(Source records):
⁂

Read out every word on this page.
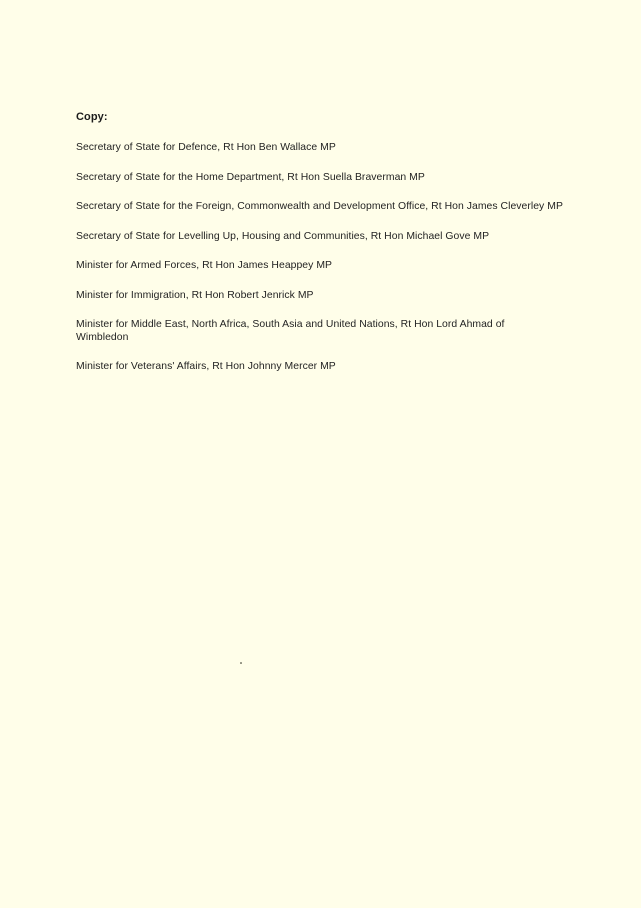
Copy:
Secretary of State for Defence, Rt Hon Ben Wallace MP
Secretary of State for the Home Department, Rt Hon Suella Braverman MP
Secretary of State for the Foreign, Commonwealth and Development Office, Rt Hon James Cleverley MP
Secretary of State for Levelling Up, Housing and Communities, Rt Hon Michael Gove MP
Minister for Armed Forces, Rt Hon James Heappey MP
Minister for Immigration, Rt Hon Robert Jenrick MP
Minister for Middle East, North Africa, South Asia and United Nations, Rt Hon Lord Ahmad of Wimbledon
Minister for Veterans' Affairs, Rt Hon Johnny Mercer MP
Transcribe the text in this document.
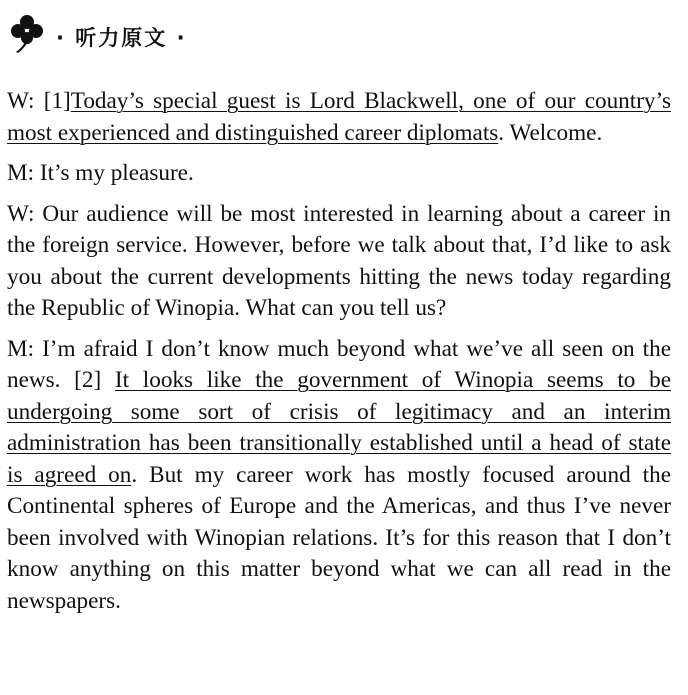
· 听力原文 ·

W: [1]Today’s special guest is Lord Blackwell, one of our country’s most experienced and distinguished career diplomats. Welcome.

M: It’s my pleasure.

W: Our audience will be most interested in learning about a career in the foreign service. However, before we talk about that, I’d like to ask you about the current developments hitting the news today regarding the Republic of Winopia. What can you tell us?

M: I’m afraid I don’t know much beyond what we’ve all seen on the news. [2] It looks like the government of Winopia seems to be undergoing some sort of crisis of legitimacy and an interim administration has been transitionally established until a head of state is agreed on. But my career work has mostly focused around the Continental spheres of Europe and the Americas, and thus I’ve never been involved with Winopian relations. It’s for this reason that I don’t know anything on this matter beyond what we can all read in the newspapers.
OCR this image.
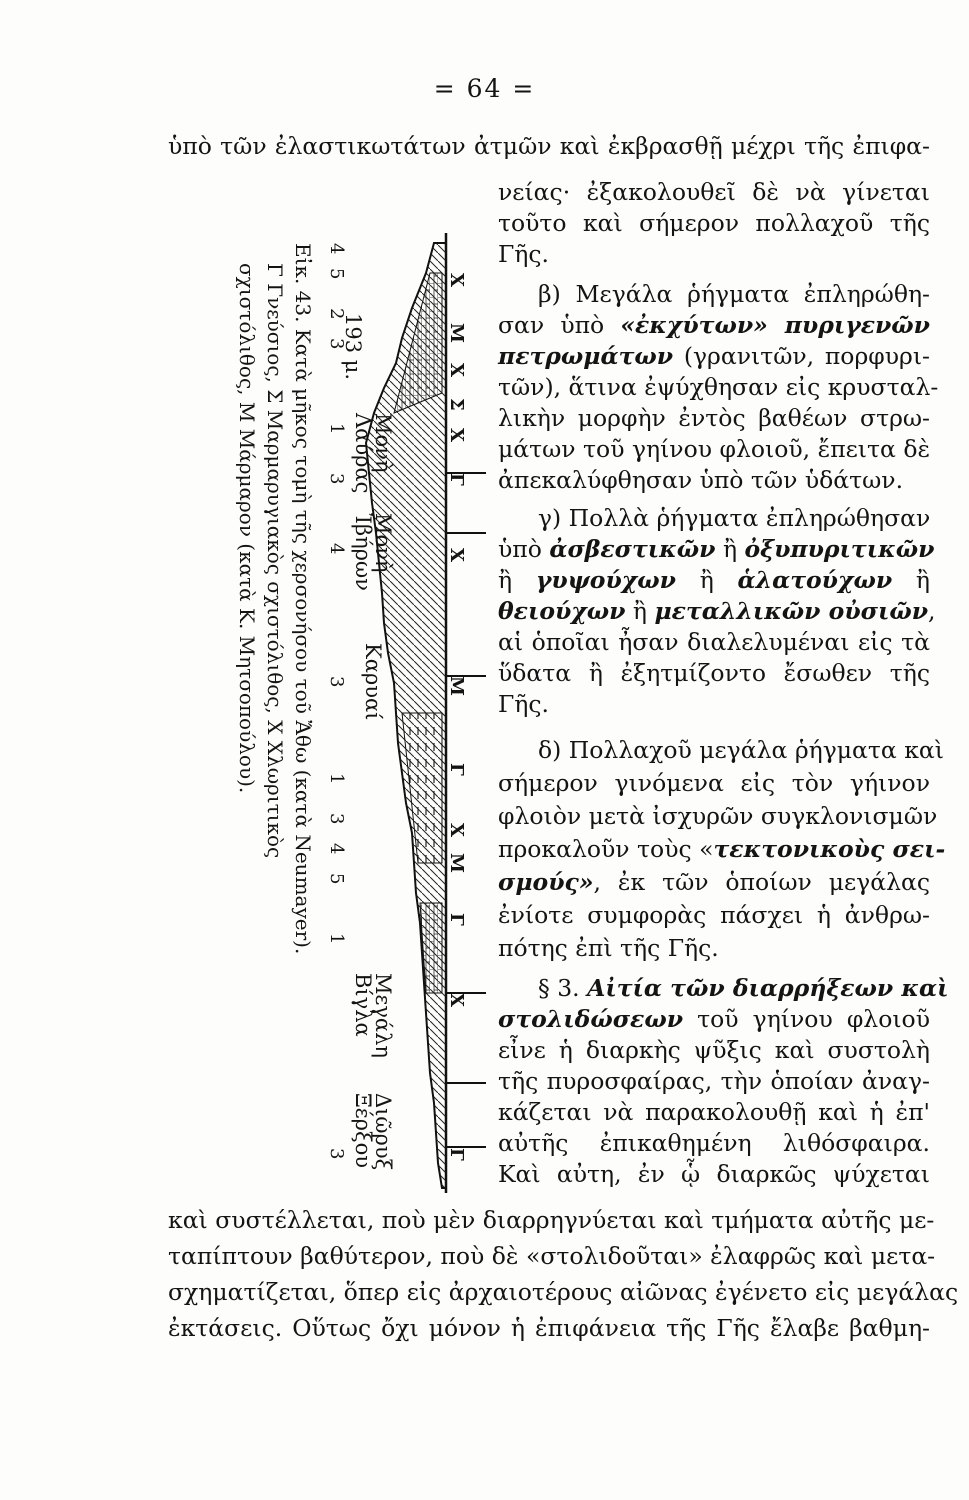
= 64 =
ὑπὸ τῶν ἐλαστικωτάτων ἀτμῶν καὶ ἐκβρασθῇ μέχρι τῆς ἐπιφα-
νείας· ἐξακολουθεῖ δὲ νὰ γίνεται
τοῦτο καὶ σήμερον πολλαχοῦ τῆς
Γῆς.
β) Μεγάλα ῥήγματα ἐπληρώθη-
σαν ὑπὸ «ἐκχύτων» πυριγενῶν
πετρωμάτων (γρανιτῶν, πορφυρι-
τῶν), ἅτινα ἐψύχθησαν εἰς κρυσταλ-
λικὴν μορφὴν ἐντὸς βαθέων στρω-
μάτων τοῦ γηίνου φλοιοῦ, ἔπειτα δὲ
ἀπεκαλύφθησαν ὑπὸ τῶν ὑδάτων.
γ) Πολλὰ ῥήγματα ἐπληρώθησαν
ὑπὸ ἀσβεστικῶν ἢ ὀξυπυριτικῶν
ἢ γυψούχων ἢ ἁλατούχων ἢ
θειούχων ἢ μεταλλικῶν οὐσιῶν,
αἱ ὁποῖαι ἦσαν διαλελυμέναι εἰς τὰ
ὕδατα ἢ ἐξητμίζοντο ἔσωθεν τῆς
Γῆς.
δ) Πολλαχοῦ μεγάλα ῥήγματα καὶ
σήμερον γινόμενα εἰς τὸν γήινον
φλοιὸν μετὰ ἰσχυρῶν συγκλονισμῶν
προκαλοῦν τοὺς «τεκτονικοὺς σει-
σμούς», ἐκ τῶν ὁποίων μεγάλας
ἐνίοτε συμφορὰς πάσχει ἡ ἀνθρω-
πότης ἐπὶ τῆς Γῆς.
§ 3. Αἰτία τῶν διαρρήξεων καὶ
στολιδώσεων τοῦ γηίνου φλοιοῦ
εἶνε ἡ διαρκὴς ψῦξις καὶ συστολὴ
τῆς πυροσφαίρας, τὴν ὁποίαν ἀναγ-
κάζεται νὰ παρακολουθῇ καὶ ἡ ἐπ'
αὐτῆς ἐπικαθημένη λιθόσφαιρα.
Καὶ αὐτη, ἐν ᾧ διαρκῶς ψύχεται
καὶ συστέλλεται, ποὺ μὲν διαρρηγνύεται καὶ τμήματα αὐτῆς με-
ταπίπτουν βαθύτερον, ποὺ δὲ «στολιδοῦται» ἐλαφρῶς καὶ μετα-
σχηματίζεται, ὅπερ εἰς ἀρχαιοτέρους αἰῶνας ἐγένετο εἰς μεγάλας
ἐκτάσεις. Οὕτως ὄχι μόνον ἡ ἐπιφάνεια τῆς Γῆς ἔλαβε βαθμη-
Μονὴ
Λαύρας
193 μ.
Μονὴ
Ἰβήρων
Καρυαί
Μεγάλη
Βίγλα
Διῶρυξ
Ξέρξου
Εἰκ. 43. Κατὰ μῆκος τομὴ τῆς χερσονήσου τοῦ Ἄθω (κατὰ Neumayer).
Γ Γνεύσιος, Σ Μαρμαρυγιακὸς σχιστόλιθος, Χ Χλωριτικὸς
σχιστόλιθος, Μ Μάρμαρον (κατὰ Κ. Μητσοπούλου).	Χ
Μ
Χ
Σ
Χ
Γ
Χ
Μ
Γ
Χ
Μ
Γ
Χ
Γ
4
5
2
3
1
3
4
3
1
3
4
5
1
3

⁂

(Set task): Show all lines from the records above where the word "μεγάλας" occurs.

(Result):
σμούς», ἐκ τῶν ὁποίων μεγάλας
σχηματίζεται, ὅπερ εἰς ἀρχαιοτέρους αἰῶνας ἐγένετο εἰς μεγάλας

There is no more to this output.